Records from a collection:
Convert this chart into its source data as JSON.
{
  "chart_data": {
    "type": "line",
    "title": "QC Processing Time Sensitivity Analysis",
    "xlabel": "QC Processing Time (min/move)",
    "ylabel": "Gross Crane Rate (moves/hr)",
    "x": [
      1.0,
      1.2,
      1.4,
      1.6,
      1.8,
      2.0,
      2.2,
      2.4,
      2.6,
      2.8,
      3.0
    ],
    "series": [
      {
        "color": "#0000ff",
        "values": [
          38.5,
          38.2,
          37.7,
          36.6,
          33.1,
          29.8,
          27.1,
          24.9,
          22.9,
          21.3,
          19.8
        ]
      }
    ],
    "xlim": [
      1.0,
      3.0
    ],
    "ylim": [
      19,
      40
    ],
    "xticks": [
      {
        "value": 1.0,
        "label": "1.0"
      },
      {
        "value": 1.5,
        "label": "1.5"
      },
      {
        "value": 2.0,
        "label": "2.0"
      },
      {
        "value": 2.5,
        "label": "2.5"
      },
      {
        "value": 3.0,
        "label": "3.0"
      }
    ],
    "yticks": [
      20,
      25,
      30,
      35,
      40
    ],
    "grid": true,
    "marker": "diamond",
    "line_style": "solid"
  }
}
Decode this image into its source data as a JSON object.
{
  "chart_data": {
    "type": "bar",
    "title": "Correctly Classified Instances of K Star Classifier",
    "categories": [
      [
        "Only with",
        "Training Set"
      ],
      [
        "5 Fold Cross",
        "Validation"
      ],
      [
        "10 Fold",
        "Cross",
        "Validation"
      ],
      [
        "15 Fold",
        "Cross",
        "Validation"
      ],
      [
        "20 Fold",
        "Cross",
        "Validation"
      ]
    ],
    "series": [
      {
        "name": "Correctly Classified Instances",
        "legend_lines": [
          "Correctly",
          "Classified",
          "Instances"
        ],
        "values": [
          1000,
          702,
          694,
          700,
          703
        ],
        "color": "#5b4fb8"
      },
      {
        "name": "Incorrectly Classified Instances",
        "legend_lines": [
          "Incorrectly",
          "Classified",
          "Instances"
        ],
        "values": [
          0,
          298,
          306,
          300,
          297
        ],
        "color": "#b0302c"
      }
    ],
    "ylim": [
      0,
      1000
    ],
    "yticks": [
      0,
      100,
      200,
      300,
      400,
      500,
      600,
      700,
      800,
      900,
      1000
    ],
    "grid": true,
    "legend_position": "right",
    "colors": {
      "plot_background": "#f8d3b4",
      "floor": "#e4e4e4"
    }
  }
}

** What is expected **
Reproduce the listing above exactly from the line containing "Decode this image" through its last line, with both of those lines included.

** Exercise output **
Decode this image into its source data as a JSON object.
{
  "chart_data": {
    "type": "bar",
    "title": "Correctly Classified Instances of K Star Classifier",
    "categories": [
      [
        "Only with",
        "Training Set"
      ],
      [
        "5 Fold Cross",
        "Validation"
      ],
      [
        "10 Fold",
        "Cross",
        "Validation"
      ],
      [
        "15 Fold",
        "Cross",
        "Validation"
      ],
      [
        "20 Fold",
        "Cross",
        "Validation"
      ]
    ],
    "series": [
      {
        "name": "Correctly Classified Instances",
        "legend_lines": [
          "Correctly",
          "Classified",
          "Instances"
        ],
        "values": [
          1000,
          702,
          694,
          700,
          703
        ],
        "color": "#5b4fb8"
      },
      {
        "name": "Incorrectly Classified Instances",
        "legend_lines": [
          "Incorrectly",
          "Classified",
          "Instances"
        ],
        "values": [
          0,
          298,
          306,
          300,
          297
        ],
        "color": "#b0302c"
      }
    ],
    "ylim": [
      0,
      1000
    ],
    "yticks": [
      0,
      100,
      200,
      300,
      400,
      500,
      600,
      700,
      800,
      900,
      1000
    ],
    "grid": true,
    "legend_position": "right",
    "colors": {
      "plot_background": "#f8d3b4",
      "floor": "#e4e4e4"
    }
  }
}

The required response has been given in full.